Task input:
**********
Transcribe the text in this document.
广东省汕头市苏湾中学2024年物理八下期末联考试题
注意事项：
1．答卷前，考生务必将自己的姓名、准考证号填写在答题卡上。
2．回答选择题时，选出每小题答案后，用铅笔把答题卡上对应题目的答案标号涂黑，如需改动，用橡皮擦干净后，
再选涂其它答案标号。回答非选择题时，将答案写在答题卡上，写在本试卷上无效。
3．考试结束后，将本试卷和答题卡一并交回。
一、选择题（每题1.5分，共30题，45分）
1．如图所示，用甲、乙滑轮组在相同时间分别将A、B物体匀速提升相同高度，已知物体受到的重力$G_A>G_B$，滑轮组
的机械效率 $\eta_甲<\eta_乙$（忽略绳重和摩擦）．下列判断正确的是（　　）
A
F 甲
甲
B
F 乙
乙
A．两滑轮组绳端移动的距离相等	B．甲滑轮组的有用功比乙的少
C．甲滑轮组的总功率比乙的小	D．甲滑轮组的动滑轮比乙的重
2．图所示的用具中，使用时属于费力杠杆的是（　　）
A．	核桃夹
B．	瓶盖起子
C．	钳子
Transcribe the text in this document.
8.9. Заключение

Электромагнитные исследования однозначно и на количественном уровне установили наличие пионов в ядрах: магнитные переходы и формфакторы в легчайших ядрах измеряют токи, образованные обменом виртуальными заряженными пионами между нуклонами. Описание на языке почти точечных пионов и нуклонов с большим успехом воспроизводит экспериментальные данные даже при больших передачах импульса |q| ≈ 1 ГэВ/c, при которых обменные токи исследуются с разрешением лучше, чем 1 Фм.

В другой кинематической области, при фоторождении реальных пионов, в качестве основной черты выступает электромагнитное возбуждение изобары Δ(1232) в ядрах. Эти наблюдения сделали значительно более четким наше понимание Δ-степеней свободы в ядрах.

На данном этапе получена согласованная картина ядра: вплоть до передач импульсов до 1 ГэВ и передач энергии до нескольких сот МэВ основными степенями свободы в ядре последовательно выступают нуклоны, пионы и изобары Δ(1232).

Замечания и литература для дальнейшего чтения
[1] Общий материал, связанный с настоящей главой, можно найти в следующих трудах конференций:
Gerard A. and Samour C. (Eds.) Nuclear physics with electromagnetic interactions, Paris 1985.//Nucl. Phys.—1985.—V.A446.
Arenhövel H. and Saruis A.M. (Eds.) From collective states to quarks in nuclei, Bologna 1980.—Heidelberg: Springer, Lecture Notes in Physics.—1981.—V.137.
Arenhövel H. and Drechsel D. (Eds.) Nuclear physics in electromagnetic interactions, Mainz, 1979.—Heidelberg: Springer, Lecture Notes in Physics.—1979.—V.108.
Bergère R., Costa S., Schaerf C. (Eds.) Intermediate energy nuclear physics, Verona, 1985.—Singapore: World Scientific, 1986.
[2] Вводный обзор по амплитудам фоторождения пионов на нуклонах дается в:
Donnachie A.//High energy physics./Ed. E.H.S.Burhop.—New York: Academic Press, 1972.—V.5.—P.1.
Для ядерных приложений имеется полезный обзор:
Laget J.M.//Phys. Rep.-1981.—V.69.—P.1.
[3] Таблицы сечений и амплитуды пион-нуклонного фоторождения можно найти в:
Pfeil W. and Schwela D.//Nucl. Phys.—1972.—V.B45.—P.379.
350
**********
Description of the task: Write the listing out again, exactly as shown above.

Written answer:
Transcribe the text in this document.
广东省汕头市苏湾中学2024年物理八下期末联考试题
注意事项：
1．答卷前，考生务必将自己的姓名、准考证号填写在答题卡上。
2．回答选择题时，选出每小题答案后，用铅笔把答题卡上对应题目的答案标号涂黑，如需改动，用橡皮擦干净后，
再选涂其它答案标号。回答非选择题时，将答案写在答题卡上，写在本试卷上无效。
3．考试结束后，将本试卷和答题卡一并交回。
一、选择题（每题1.5分，共30题，45分）
1．如图所示，用甲、乙滑轮组在相同时间分别将A、B物体匀速提升相同高度，已知物体受到的重力$G_A>G_B$，滑轮组
的机械效率 $\eta_甲<\eta_乙$（忽略绳重和摩擦）．下列判断正确的是（　　）
A
F 甲
甲
B
F 乙
乙
A．两滑轮组绳端移动的距离相等	B．甲滑轮组的有用功比乙的少
C．甲滑轮组的总功率比乙的小	D．甲滑轮组的动滑轮比乙的重
2．图所示的用具中，使用时属于费力杠杆的是（　　）
A．	核桃夹
B．	瓶盖起子
C．	钳子
Transcribe the text in this document.
8.9. Заключение

Электромагнитные исследования однозначно и на количественном уровне установили наличие пионов в ядрах: магнитные переходы и формфакторы в легчайших ядрах измеряют токи, образованные обменом виртуальными заряженными пионами между нуклонами. Описание на языке почти точечных пионов и нуклонов с большим успехом воспроизводит экспериментальные данные даже при больших передачах импульса |q| ≈ 1 ГэВ/c, при которых обменные токи исследуются с разрешением лучше, чем 1 Фм.

В другой кинематической области, при фоторождении реальных пионов, в качестве основной черты выступает электромагнитное возбуждение изобары Δ(1232) в ядрах. Эти наблюдения сделали значительно более четким наше понимание Δ-степеней свободы в ядрах.

На данном этапе получена согласованная картина ядра: вплоть до передач импульсов до 1 ГэВ и передач энергии до нескольких сот МэВ основными степенями свободы в ядре последовательно выступают нуклоны, пионы и изобары Δ(1232).

Замечания и литература для дальнейшего чтения
[1] Общий материал, связанный с настоящей главой, можно найти в следующих трудах конференций:
Gerard A. and Samour C. (Eds.) Nuclear physics with electromagnetic interactions, Paris 1985.//Nucl. Phys.—1985.—V.A446.
Arenhövel H. and Saruis A.M. (Eds.) From collective states to quarks in nuclei, Bologna 1980.—Heidelberg: Springer, Lecture Notes in Physics.—1981.—V.137.
Arenhövel H. and Drechsel D. (Eds.) Nuclear physics in electromagnetic interactions, Mainz, 1979.—Heidelberg: Springer, Lecture Notes in Physics.—1979.—V.108.
Bergère R., Costa S., Schaerf C. (Eds.) Intermediate energy nuclear physics, Verona, 1985.—Singapore: World Scientific, 1986.
[2] Вводный обзор по амплитудам фоторождения пионов на нуклонах дается в:
Donnachie A.//High energy physics./Ed. E.H.S.Burhop.—New York: Academic Press, 1972.—V.5.—P.1.
Для ядерных приложений имеется полезный обзор:
Laget J.M.//Phys. Rep.-1981.—V.69.—P.1.
[3] Таблицы сечений и амплитуды пион-нуклонного фоторождения можно найти в:
Pfeil W. and Schwela D.//Nucl. Phys.—1972.—V.B45.—P.379.
350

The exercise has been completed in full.